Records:
+-------+

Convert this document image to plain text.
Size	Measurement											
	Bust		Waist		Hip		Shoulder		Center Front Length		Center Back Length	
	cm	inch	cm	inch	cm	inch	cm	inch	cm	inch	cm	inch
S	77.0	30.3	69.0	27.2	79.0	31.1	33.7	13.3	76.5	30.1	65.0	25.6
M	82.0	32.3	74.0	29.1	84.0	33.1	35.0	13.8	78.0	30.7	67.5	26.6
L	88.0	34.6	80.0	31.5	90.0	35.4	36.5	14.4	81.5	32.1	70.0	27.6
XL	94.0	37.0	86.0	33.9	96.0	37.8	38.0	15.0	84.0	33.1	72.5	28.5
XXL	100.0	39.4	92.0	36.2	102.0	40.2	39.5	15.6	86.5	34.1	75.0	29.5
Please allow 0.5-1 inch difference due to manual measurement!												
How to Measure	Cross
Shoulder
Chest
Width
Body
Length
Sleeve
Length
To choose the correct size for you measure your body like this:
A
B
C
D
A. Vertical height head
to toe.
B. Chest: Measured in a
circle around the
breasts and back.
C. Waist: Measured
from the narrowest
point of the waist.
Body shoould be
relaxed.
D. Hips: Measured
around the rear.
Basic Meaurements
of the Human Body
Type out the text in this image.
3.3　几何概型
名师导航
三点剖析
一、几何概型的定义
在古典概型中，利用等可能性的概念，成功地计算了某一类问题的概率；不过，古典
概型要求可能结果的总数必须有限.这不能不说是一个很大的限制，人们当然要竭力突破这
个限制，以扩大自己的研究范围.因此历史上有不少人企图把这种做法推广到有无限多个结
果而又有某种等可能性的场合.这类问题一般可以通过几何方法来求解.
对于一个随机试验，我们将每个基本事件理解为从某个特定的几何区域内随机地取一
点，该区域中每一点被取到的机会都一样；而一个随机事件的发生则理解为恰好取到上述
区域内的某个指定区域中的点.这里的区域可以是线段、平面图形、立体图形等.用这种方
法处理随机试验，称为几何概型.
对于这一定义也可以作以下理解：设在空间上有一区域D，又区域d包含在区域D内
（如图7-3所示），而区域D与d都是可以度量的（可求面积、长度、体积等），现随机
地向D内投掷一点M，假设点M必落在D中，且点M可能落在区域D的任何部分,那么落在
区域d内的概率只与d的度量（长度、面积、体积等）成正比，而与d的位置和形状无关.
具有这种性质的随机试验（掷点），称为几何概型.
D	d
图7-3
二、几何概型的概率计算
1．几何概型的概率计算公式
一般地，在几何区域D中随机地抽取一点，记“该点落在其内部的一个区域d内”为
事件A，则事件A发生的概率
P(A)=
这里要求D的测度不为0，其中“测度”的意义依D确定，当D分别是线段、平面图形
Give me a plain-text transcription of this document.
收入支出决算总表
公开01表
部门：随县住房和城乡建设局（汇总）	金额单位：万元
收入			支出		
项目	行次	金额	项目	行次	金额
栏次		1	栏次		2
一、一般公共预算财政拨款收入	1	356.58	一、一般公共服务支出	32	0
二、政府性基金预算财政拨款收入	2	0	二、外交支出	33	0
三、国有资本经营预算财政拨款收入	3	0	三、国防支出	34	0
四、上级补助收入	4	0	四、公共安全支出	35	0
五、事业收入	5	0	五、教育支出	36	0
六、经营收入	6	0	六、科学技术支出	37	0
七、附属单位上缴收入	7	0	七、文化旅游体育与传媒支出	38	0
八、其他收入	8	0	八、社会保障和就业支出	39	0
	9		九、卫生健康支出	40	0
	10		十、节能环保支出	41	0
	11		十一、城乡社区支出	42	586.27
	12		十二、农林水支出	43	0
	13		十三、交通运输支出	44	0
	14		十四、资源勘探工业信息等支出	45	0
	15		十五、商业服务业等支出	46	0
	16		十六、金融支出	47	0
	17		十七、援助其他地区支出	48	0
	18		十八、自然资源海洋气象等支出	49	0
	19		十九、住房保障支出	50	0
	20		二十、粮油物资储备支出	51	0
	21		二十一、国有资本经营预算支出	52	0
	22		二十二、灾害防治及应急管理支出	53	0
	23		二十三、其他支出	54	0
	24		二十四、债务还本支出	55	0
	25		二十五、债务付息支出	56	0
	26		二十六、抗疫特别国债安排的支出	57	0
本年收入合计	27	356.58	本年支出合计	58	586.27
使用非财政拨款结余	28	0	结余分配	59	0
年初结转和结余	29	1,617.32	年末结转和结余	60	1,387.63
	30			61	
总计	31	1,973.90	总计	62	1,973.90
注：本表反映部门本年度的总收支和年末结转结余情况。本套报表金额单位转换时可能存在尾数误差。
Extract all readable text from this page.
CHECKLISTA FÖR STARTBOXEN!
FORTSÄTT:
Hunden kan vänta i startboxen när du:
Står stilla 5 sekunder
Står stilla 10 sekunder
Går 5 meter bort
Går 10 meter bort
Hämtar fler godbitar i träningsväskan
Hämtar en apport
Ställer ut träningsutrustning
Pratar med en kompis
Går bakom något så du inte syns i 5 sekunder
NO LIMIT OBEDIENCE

+-------+

Task prompt — Copy all the lines, exactly.

Task answer —
Convert this document image to plain text.
Size	Measurement											
	Bust		Waist		Hip		Shoulder		Center Front Length		Center Back Length	
	cm	inch	cm	inch	cm	inch	cm	inch	cm	inch	cm	inch
S	77.0	30.3	69.0	27.2	79.0	31.1	33.7	13.3	76.5	30.1	65.0	25.6
M	82.0	32.3	74.0	29.1	84.0	33.1	35.0	13.8	78.0	30.7	67.5	26.6
L	88.0	34.6	80.0	31.5	90.0	35.4	36.5	14.4	81.5	32.1	70.0	27.6
XL	94.0	37.0	86.0	33.9	96.0	37.8	38.0	15.0	84.0	33.1	72.5	28.5
XXL	100.0	39.4	92.0	36.2	102.0	40.2	39.5	15.6	86.5	34.1	75.0	29.5
Please allow 0.5-1 inch difference due to manual measurement!												
How to Measure	Cross
Shoulder
Chest
Width
Body
Length
Sleeve
Length
To choose the correct size for you measure your body like this:
A
B
C
D
A. Vertical height head
to toe.
B. Chest: Measured in a
circle around the
breasts and back.
C. Waist: Measured
from the narrowest
point of the waist.
Body shoould be
relaxed.
D. Hips: Measured
around the rear.
Basic Meaurements
of the Human Body
Type out the text in this image.
3.3　几何概型
名师导航
三点剖析
一、几何概型的定义
在古典概型中，利用等可能性的概念，成功地计算了某一类问题的概率；不过，古典
概型要求可能结果的总数必须有限.这不能不说是一个很大的限制，人们当然要竭力突破这
个限制，以扩大自己的研究范围.因此历史上有不少人企图把这种做法推广到有无限多个结
果而又有某种等可能性的场合.这类问题一般可以通过几何方法来求解.
对于一个随机试验，我们将每个基本事件理解为从某个特定的几何区域内随机地取一
点，该区域中每一点被取到的机会都一样；而一个随机事件的发生则理解为恰好取到上述
区域内的某个指定区域中的点.这里的区域可以是线段、平面图形、立体图形等.用这种方
法处理随机试验，称为几何概型.
对于这一定义也可以作以下理解：设在空间上有一区域D，又区域d包含在区域D内
（如图7-3所示），而区域D与d都是可以度量的（可求面积、长度、体积等），现随机
地向D内投掷一点M，假设点M必落在D中，且点M可能落在区域D的任何部分,那么落在
区域d内的概率只与d的度量（长度、面积、体积等）成正比，而与d的位置和形状无关.
具有这种性质的随机试验（掷点），称为几何概型.
D	d
图7-3
二、几何概型的概率计算
1．几何概型的概率计算公式
一般地，在几何区域D中随机地抽取一点，记“该点落在其内部的一个区域d内”为
事件A，则事件A发生的概率
P(A)=
这里要求D的测度不为0，其中“测度”的意义依D确定，当D分别是线段、平面图形
Give me a plain-text transcription of this document.
收入支出决算总表
公开01表
部门：随县住房和城乡建设局（汇总）	金额单位：万元
收入			支出		
项目	行次	金额	项目	行次	金额
栏次		1	栏次		2
一、一般公共预算财政拨款收入	1	356.58	一、一般公共服务支出	32	0
二、政府性基金预算财政拨款收入	2	0	二、外交支出	33	0
三、国有资本经营预算财政拨款收入	3	0	三、国防支出	34	0
四、上级补助收入	4	0	四、公共安全支出	35	0
五、事业收入	5	0	五、教育支出	36	0
六、经营收入	6	0	六、科学技术支出	37	0
七、附属单位上缴收入	7	0	七、文化旅游体育与传媒支出	38	0
八、其他收入	8	0	八、社会保障和就业支出	39	0
	9		九、卫生健康支出	40	0
	10		十、节能环保支出	41	0
	11		十一、城乡社区支出	42	586.27
	12		十二、农林水支出	43	0
	13		十三、交通运输支出	44	0
	14		十四、资源勘探工业信息等支出	45	0
	15		十五、商业服务业等支出	46	0
	16		十六、金融支出	47	0
	17		十七、援助其他地区支出	48	0
	18		十八、自然资源海洋气象等支出	49	0
	19		十九、住房保障支出	50	0
	20		二十、粮油物资储备支出	51	0
	21		二十一、国有资本经营预算支出	52	0
	22		二十二、灾害防治及应急管理支出	53	0
	23		二十三、其他支出	54	0
	24		二十四、债务还本支出	55	0
	25		二十五、债务付息支出	56	0
	26		二十六、抗疫特别国债安排的支出	57	0
本年收入合计	27	356.58	本年支出合计	58	586.27
使用非财政拨款结余	28	0	结余分配	59	0
年初结转和结余	29	1,617.32	年末结转和结余	60	1,387.63
	30			61	
总计	31	1,973.90	总计	62	1,973.90
注：本表反映部门本年度的总收支和年末结转结余情况。本套报表金额单位转换时可能存在尾数误差。
Extract all readable text from this page.
CHECKLISTA FÖR STARTBOXEN!
FORTSÄTT:
Hunden kan vänta i startboxen när du:
Står stilla 5 sekunder
Står stilla 10 sekunder
Går 5 meter bort
Går 10 meter bort
Hämtar fler godbitar i träningsväskan
Hämtar en apport
Ställer ut träningsutrustning
Pratar med en kompis
Går bakom något så du inte syns i 5 sekunder
NO LIMIT OBEDIENCE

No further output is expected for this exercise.